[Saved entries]
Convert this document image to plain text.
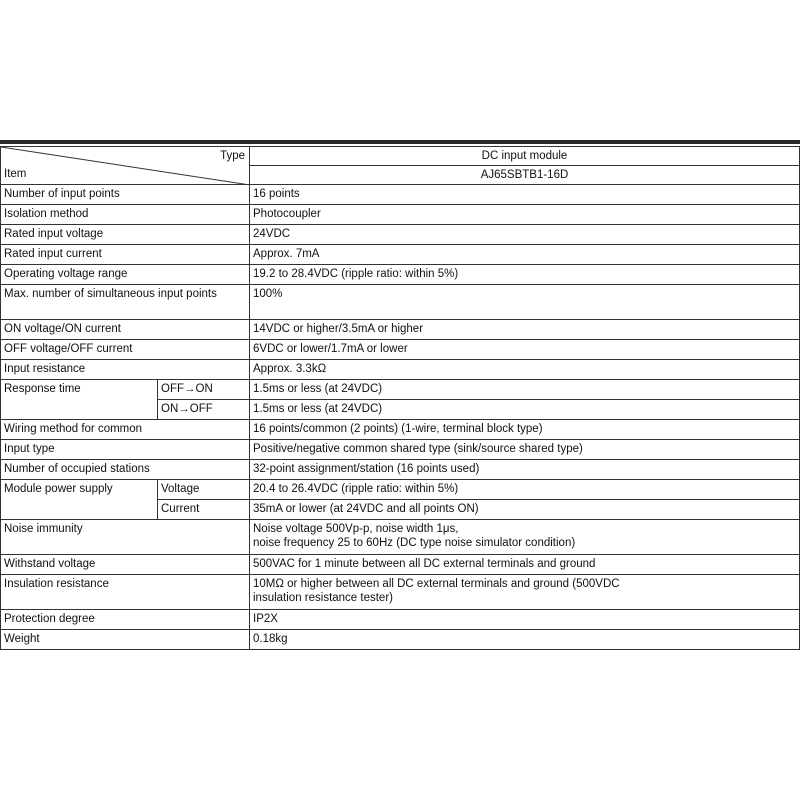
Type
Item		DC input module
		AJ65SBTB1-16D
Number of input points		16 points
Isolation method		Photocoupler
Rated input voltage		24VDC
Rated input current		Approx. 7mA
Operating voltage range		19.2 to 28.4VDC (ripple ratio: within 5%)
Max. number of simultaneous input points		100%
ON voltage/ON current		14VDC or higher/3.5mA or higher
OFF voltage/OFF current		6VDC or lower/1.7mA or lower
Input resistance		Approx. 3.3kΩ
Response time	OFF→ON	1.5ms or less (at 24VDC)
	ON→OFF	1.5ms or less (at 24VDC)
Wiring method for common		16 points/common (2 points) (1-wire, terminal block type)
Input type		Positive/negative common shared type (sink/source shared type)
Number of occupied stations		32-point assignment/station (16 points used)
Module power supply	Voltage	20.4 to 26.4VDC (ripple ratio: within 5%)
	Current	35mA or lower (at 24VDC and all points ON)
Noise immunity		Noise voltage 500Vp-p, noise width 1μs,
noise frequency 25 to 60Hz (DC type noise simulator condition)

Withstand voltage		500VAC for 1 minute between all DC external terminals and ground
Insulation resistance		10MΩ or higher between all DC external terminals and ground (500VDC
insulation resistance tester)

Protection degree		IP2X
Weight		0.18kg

◆ What to work on ◆
Transcribe all of the entries word for word, but skip any pictures they contain.

◆ Answer to this exercise ◆
Convert this document image to plain text.
Type
Item		DC input module
		AJ65SBTB1-16D
Number of input points		16 points
Isolation method		Photocoupler
Rated input voltage		24VDC
Rated input current		Approx. 7mA
Operating voltage range		19.2 to 28.4VDC (ripple ratio: within 5%)
Max. number of simultaneous input points		100%
ON voltage/ON current		14VDC or higher/3.5mA or higher
OFF voltage/OFF current		6VDC or lower/1.7mA or lower
Input resistance		Approx. 3.3kΩ
Response time	OFF→ON	1.5ms or less (at 24VDC)
	ON→OFF	1.5ms or less (at 24VDC)
Wiring method for common		16 points/common (2 points) (1-wire, terminal block type)
Input type		Positive/negative common shared type (sink/source shared type)
Number of occupied stations		32-point assignment/station (16 points used)
Module power supply	Voltage	20.4 to 26.4VDC (ripple ratio: within 5%)
	Current	35mA or lower (at 24VDC and all points ON)
Noise immunity		Noise voltage 500Vp-p, noise width 1μs,
noise frequency 25 to 60Hz (DC type noise simulator condition)

Withstand voltage		500VAC for 1 minute between all DC external terminals and ground
Insulation resistance		10MΩ or higher between all DC external terminals and ground (500VDC
insulation resistance tester)

Protection degree		IP2X
Weight		0.18kg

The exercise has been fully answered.